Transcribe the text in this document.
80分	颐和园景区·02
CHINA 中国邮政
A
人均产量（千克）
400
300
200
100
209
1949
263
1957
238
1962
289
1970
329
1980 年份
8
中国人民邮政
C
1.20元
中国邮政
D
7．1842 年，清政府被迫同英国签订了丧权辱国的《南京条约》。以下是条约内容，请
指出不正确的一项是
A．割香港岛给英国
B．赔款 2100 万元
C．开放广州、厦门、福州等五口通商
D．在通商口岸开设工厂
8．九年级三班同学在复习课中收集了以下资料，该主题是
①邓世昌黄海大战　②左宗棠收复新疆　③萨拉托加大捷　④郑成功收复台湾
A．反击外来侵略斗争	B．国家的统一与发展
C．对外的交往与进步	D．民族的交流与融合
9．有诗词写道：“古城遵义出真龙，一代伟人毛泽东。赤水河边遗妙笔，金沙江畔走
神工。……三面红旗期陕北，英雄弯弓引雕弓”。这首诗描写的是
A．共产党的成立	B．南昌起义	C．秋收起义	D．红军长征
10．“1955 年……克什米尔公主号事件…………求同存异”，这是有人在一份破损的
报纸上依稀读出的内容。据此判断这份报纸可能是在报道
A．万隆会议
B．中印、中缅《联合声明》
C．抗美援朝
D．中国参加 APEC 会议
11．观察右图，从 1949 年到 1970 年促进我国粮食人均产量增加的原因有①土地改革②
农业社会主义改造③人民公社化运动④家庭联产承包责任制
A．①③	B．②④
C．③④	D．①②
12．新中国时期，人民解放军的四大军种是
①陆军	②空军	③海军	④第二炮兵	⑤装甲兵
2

####

Reproduce each record exactly as it appears.

Transcribe the text in this document.
80分	颐和园景区·02
CHINA 中国邮政
A
人均产量（千克）
400
300
200
100
209
1949
263
1957
238
1962
289
1970
329
1980 年份
8
中国人民邮政
C
1.20元
中国邮政
D
7．1842 年，清政府被迫同英国签订了丧权辱国的《南京条约》。以下是条约内容，请
指出不正确的一项是
A．割香港岛给英国
B．赔款 2100 万元
C．开放广州、厦门、福州等五口通商
D．在通商口岸开设工厂
8．九年级三班同学在复习课中收集了以下资料，该主题是
①邓世昌黄海大战　②左宗棠收复新疆　③萨拉托加大捷　④郑成功收复台湾
A．反击外来侵略斗争	B．国家的统一与发展
C．对外的交往与进步	D．民族的交流与融合
9．有诗词写道：“古城遵义出真龙，一代伟人毛泽东。赤水河边遗妙笔，金沙江畔走
神工。……三面红旗期陕北，英雄弯弓引雕弓”。这首诗描写的是
A．共产党的成立	B．南昌起义	C．秋收起义	D．红军长征
10．“1955 年……克什米尔公主号事件…………求同存异”，这是有人在一份破损的
报纸上依稀读出的内容。据此判断这份报纸可能是在报道
A．万隆会议
B．中印、中缅《联合声明》
C．抗美援朝
D．中国参加 APEC 会议
11．观察右图，从 1949 年到 1970 年促进我国粮食人均产量增加的原因有①土地改革②
农业社会主义改造③人民公社化运动④家庭联产承包责任制
A．①③	B．②④
C．③④	D．①②
12．新中国时期，人民解放军的四大军种是
①陆军	②空军	③海军	④第二炮兵	⑤装甲兵
2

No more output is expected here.